#### Aim
Copy every line in the records below that contains the word "Gire".

Stored records
++++++++++++++++++++
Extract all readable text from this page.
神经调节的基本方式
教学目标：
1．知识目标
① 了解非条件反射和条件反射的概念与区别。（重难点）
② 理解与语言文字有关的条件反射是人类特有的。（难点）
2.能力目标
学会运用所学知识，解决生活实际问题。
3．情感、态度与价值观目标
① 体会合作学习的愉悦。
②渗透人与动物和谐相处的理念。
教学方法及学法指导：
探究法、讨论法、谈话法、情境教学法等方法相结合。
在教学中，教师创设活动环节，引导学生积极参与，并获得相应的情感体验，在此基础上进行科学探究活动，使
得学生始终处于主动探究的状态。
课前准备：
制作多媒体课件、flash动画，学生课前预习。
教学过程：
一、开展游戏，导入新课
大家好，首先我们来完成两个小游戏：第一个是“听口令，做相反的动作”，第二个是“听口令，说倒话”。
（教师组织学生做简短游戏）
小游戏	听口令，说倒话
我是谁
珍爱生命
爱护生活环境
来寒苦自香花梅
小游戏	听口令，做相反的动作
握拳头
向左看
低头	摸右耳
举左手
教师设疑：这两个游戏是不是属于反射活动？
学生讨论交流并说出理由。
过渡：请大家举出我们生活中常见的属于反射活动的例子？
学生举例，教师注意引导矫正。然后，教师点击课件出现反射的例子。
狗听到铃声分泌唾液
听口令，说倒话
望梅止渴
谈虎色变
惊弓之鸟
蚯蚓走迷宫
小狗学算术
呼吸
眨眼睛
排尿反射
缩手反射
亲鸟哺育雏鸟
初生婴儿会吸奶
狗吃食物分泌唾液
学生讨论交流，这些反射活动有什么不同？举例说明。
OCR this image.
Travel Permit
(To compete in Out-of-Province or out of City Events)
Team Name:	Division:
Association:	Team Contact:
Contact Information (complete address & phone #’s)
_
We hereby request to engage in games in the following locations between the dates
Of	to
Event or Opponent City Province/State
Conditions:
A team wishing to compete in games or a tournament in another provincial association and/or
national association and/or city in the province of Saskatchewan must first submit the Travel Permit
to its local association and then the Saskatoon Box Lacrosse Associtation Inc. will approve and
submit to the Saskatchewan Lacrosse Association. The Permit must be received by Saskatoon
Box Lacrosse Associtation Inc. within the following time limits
++++++++++++++++++++
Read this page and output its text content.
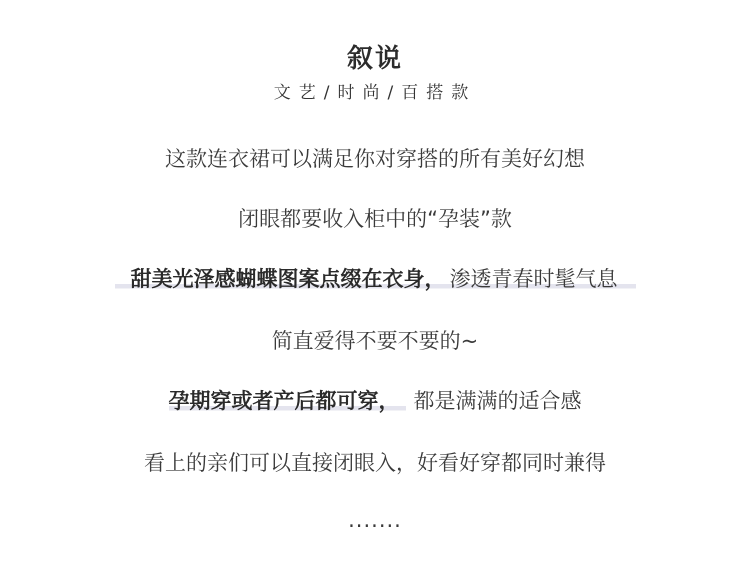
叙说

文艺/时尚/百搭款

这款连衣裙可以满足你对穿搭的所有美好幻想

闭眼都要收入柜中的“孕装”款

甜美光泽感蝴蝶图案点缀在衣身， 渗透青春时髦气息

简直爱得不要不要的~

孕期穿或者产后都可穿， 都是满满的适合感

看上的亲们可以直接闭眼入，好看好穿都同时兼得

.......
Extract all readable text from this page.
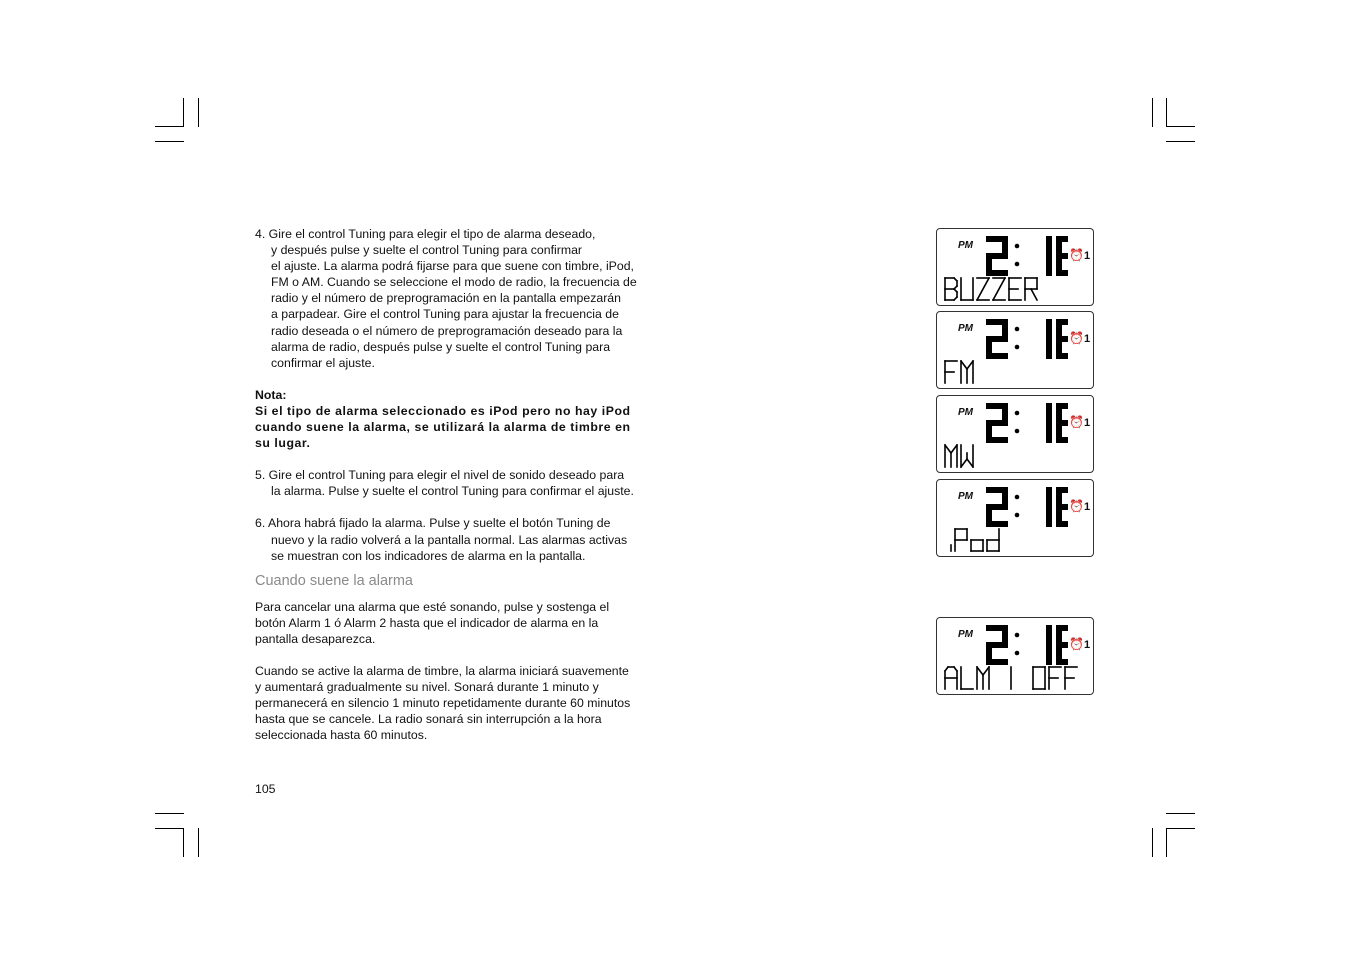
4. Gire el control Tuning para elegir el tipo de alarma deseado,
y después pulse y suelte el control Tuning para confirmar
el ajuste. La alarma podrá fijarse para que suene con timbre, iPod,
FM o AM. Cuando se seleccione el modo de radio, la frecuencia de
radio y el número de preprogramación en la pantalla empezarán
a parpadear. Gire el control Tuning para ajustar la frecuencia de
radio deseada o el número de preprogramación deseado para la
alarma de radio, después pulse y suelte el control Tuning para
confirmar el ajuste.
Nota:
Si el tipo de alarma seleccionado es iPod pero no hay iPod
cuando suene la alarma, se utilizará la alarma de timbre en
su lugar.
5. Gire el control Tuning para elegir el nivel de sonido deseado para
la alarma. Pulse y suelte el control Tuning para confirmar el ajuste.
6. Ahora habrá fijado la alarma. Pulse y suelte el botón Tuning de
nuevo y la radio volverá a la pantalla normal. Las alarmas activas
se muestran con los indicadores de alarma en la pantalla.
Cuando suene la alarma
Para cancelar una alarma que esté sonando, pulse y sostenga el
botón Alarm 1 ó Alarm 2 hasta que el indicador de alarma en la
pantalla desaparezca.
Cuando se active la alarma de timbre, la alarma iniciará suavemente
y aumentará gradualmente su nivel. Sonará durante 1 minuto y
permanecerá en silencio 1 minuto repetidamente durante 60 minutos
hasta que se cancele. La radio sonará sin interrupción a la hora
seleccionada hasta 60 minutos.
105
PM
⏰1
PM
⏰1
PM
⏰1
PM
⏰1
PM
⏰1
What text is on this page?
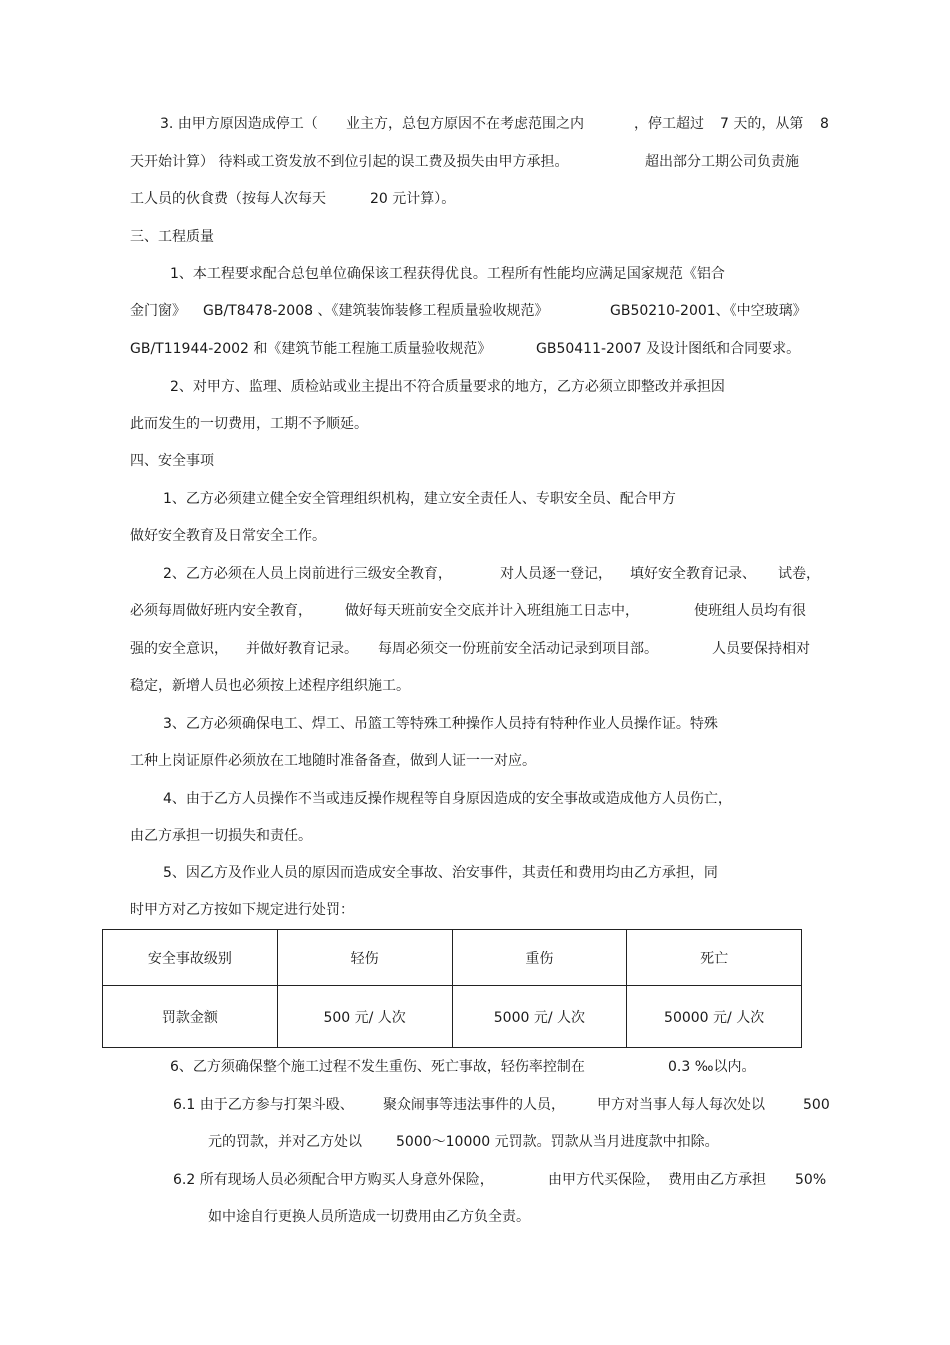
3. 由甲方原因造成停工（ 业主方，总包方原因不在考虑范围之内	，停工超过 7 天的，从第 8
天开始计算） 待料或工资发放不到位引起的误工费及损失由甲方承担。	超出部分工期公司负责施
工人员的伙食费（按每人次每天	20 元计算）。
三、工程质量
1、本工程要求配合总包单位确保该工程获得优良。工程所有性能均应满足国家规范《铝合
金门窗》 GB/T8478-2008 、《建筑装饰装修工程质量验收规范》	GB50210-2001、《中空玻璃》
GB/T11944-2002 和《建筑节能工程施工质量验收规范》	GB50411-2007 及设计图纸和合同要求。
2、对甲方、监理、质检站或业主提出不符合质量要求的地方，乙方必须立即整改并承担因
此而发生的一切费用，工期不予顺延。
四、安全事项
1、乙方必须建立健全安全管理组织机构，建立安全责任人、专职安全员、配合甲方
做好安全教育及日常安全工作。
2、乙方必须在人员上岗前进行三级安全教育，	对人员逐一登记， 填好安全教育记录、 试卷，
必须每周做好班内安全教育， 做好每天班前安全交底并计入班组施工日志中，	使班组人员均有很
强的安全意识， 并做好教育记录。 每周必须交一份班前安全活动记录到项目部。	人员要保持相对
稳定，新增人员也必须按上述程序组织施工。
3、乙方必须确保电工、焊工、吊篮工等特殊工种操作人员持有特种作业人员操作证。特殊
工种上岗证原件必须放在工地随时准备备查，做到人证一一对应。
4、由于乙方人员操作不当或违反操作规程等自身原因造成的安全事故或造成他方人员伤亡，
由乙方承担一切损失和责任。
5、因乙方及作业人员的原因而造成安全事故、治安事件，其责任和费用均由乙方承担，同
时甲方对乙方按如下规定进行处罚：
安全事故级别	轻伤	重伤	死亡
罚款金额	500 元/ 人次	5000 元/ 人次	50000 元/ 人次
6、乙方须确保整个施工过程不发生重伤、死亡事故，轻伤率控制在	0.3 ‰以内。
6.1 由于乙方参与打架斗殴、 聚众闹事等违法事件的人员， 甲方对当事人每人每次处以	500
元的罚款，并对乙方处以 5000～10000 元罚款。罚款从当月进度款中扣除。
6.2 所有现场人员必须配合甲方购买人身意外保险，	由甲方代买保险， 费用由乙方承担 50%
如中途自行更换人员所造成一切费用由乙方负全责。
++++++++++++++++++++
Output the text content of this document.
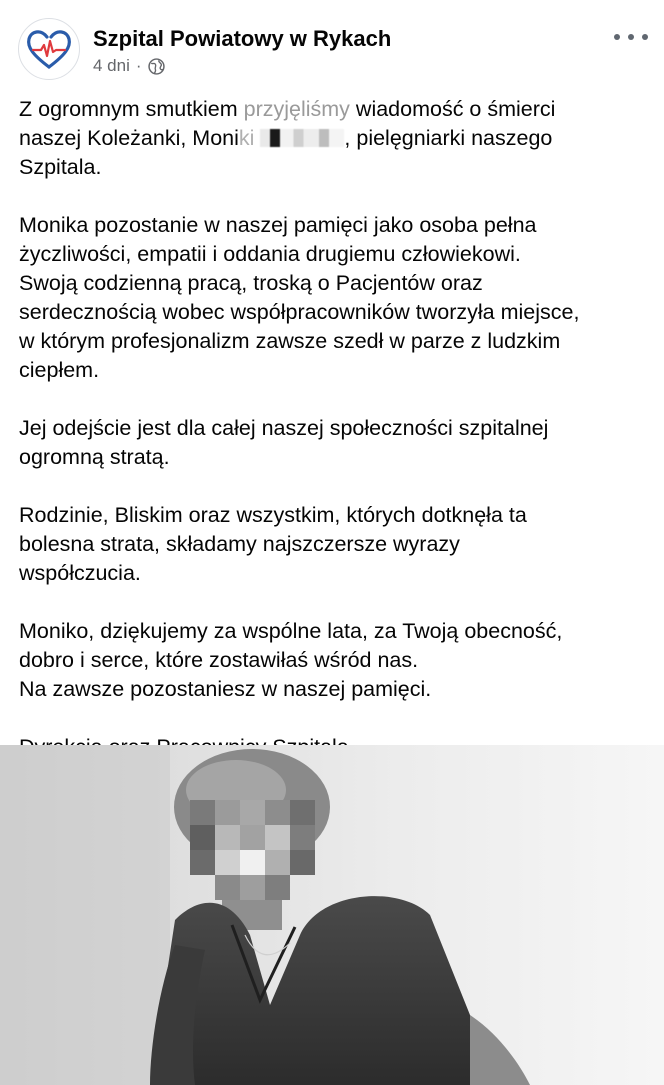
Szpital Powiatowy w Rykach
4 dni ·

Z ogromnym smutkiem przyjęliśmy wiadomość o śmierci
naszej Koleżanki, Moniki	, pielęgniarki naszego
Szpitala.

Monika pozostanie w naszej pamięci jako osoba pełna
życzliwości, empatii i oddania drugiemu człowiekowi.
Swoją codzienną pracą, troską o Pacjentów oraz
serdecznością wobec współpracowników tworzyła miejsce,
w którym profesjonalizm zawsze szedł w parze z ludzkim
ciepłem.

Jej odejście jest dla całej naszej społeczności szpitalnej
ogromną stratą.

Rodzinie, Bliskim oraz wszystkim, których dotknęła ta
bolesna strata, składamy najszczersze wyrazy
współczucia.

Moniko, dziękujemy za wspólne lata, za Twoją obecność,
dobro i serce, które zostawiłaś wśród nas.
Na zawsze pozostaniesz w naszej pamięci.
++++++++++++++++++++
#### Solution
4. Gire el control Tuning para elegir el tipo de alarma deseado,
a parpadear. Gire el control Tuning para ajustar la frecuencia de
5. Gire el control Tuning para elegir el nivel de sonido deseado para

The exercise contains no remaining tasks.